- _Exercise description_: Write out exactly the lines below that run from the line containing "Give me a plain-text" through the last line of the records.

- _Records for this exercise_:
==========
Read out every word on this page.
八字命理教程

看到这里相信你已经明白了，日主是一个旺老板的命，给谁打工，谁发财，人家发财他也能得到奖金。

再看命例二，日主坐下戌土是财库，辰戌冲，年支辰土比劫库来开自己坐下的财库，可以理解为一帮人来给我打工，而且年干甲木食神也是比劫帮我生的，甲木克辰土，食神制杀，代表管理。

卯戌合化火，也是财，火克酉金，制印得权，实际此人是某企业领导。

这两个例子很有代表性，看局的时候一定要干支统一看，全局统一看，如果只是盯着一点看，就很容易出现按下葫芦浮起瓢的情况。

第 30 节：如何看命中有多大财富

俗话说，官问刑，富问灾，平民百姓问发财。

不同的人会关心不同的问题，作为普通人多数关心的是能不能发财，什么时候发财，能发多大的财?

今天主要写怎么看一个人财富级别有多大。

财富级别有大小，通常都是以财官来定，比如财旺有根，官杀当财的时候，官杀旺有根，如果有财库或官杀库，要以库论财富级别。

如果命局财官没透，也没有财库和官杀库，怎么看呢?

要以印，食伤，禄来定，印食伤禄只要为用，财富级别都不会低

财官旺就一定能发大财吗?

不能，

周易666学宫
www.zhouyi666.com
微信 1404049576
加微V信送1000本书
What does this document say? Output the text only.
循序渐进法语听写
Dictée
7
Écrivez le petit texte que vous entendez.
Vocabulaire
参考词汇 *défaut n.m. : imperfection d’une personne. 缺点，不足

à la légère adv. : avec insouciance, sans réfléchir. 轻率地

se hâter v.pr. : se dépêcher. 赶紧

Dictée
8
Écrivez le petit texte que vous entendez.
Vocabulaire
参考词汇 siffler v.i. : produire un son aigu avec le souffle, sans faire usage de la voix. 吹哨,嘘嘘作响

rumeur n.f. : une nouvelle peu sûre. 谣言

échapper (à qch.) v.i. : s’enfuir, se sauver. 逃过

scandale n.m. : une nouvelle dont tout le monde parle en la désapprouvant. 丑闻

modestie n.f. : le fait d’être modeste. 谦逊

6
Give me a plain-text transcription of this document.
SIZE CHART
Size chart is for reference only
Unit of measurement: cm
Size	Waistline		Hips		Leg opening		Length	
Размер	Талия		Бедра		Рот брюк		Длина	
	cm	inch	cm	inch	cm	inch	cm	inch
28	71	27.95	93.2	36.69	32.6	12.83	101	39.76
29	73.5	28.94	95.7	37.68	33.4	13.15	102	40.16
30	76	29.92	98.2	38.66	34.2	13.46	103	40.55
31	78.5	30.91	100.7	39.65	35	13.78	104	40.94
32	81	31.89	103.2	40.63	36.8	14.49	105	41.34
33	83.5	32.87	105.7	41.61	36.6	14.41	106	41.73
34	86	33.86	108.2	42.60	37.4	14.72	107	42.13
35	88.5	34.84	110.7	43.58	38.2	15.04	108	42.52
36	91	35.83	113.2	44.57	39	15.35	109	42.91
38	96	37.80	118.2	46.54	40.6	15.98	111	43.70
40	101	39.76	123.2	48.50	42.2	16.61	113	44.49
==========
- _Expected answer_:
Give me a plain-text transcription of this document.
SIZE CHART
Size chart is for reference only
Unit of measurement: cm
Size	Waistline		Hips		Leg opening		Length	
Размер	Талия		Бедра		Рот брюк		Длина	
	cm	inch	cm	inch	cm	inch	cm	inch
28	71	27.95	93.2	36.69	32.6	12.83	101	39.76
29	73.5	28.94	95.7	37.68	33.4	13.15	102	40.16
30	76	29.92	98.2	38.66	34.2	13.46	103	40.55
31	78.5	30.91	100.7	39.65	35	13.78	104	40.94
32	81	31.89	103.2	40.63	36.8	14.49	105	41.34
33	83.5	32.87	105.7	41.61	36.6	14.41	106	41.73
34	86	33.86	108.2	42.60	37.4	14.72	107	42.13
35	88.5	34.84	110.7	43.58	38.2	15.04	108	42.52
36	91	35.83	113.2	44.57	39	15.35	109	42.91
38	96	37.80	118.2	46.54	40.6	15.98	111	43.70
40	101	39.76	123.2	48.50	42.2	16.61	113	44.49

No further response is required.